**Exercise goal**
Report every line from the material that contains the word "true".

**Records supplied**

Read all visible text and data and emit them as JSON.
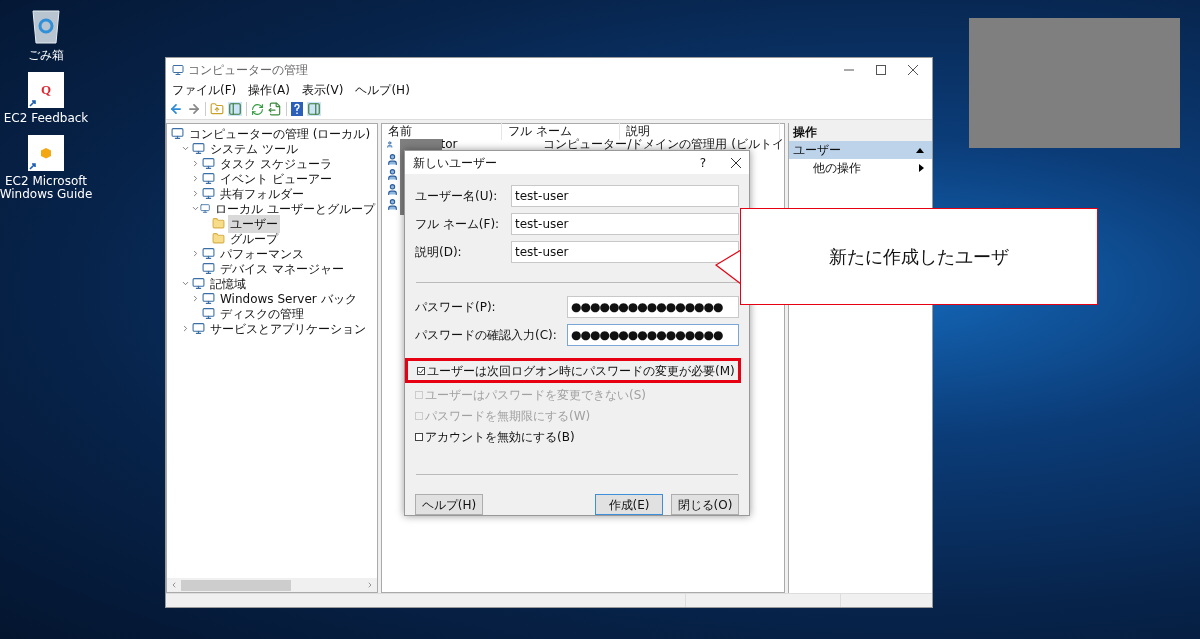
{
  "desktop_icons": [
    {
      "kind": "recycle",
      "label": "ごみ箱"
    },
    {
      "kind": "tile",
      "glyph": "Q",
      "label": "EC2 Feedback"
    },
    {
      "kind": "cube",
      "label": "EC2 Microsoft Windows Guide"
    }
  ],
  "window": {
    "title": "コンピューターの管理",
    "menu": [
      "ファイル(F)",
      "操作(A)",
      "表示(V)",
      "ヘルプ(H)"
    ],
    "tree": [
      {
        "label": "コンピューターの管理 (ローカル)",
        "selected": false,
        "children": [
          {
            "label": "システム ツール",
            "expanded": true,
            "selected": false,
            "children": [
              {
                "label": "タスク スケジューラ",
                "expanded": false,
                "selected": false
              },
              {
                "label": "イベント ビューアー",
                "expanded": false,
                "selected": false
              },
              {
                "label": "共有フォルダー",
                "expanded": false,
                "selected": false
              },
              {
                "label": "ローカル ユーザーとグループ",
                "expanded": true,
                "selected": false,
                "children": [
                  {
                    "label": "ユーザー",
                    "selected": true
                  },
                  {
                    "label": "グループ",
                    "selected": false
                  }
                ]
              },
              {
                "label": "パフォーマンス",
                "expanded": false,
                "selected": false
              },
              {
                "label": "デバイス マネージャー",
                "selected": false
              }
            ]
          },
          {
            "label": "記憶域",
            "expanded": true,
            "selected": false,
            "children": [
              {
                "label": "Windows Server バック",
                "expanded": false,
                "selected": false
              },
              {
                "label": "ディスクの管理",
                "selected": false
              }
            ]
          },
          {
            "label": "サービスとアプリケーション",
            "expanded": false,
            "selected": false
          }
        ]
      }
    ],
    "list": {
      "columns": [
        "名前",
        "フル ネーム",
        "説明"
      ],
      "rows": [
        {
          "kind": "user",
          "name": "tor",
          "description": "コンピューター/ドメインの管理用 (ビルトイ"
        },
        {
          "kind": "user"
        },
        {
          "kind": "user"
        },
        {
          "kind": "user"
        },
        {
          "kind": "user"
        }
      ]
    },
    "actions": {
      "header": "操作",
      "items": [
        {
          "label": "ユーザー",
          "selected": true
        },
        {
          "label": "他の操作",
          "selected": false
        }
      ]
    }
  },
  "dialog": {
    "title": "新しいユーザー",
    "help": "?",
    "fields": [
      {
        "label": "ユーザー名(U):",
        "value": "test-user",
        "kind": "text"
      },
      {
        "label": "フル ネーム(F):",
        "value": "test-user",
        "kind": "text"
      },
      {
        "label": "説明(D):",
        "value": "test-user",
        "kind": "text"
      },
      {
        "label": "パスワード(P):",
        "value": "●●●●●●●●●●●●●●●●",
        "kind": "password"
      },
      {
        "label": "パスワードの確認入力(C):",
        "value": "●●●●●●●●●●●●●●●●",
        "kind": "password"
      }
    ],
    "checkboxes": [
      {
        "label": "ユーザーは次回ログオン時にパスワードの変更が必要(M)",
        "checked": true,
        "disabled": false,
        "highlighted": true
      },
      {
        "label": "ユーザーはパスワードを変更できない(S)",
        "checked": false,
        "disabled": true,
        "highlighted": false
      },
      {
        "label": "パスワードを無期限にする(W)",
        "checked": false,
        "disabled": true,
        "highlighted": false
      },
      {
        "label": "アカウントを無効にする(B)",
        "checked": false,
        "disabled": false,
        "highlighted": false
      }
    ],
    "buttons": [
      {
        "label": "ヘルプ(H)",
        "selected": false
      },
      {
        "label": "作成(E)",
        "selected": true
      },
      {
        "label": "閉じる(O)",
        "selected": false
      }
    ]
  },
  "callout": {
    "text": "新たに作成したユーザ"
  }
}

---

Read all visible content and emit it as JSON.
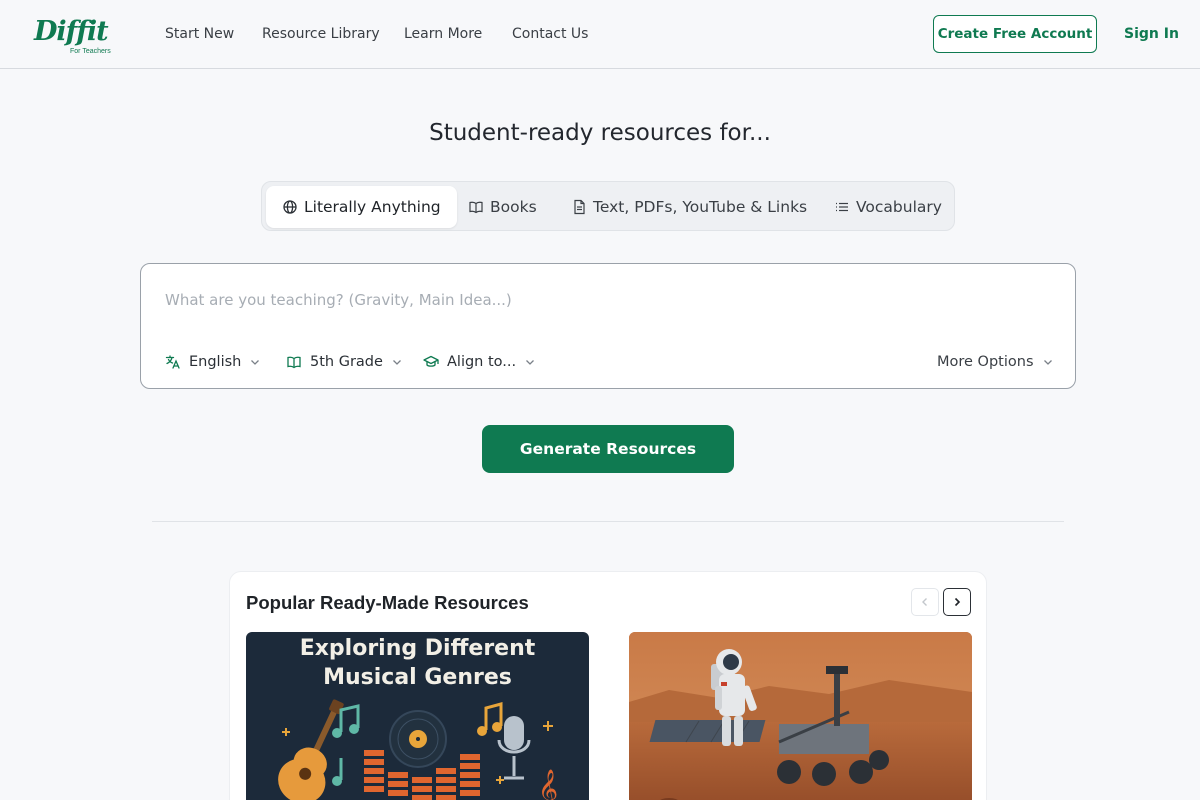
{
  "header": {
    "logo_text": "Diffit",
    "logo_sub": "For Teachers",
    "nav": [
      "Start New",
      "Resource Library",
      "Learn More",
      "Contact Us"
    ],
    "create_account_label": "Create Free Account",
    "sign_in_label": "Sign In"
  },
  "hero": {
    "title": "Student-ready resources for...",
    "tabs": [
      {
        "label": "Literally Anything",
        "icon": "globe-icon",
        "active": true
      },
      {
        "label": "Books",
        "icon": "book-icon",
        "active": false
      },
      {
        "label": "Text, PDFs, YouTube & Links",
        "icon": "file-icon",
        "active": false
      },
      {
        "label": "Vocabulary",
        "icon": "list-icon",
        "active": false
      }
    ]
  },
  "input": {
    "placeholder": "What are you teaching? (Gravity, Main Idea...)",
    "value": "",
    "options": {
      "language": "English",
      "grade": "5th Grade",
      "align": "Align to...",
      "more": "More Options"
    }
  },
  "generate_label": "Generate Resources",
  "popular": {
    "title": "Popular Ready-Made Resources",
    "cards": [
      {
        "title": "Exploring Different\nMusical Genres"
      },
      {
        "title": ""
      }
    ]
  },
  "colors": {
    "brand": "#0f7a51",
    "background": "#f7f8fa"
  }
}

**Response to the task**
            "expanded": true,
                "expanded": true,
                    "selected": true
            "expanded": true,
          "selected": true
        "checked": true,
        "highlighted": true
        "disabled": true,
        "disabled": true,
        "selected": true
        "active": true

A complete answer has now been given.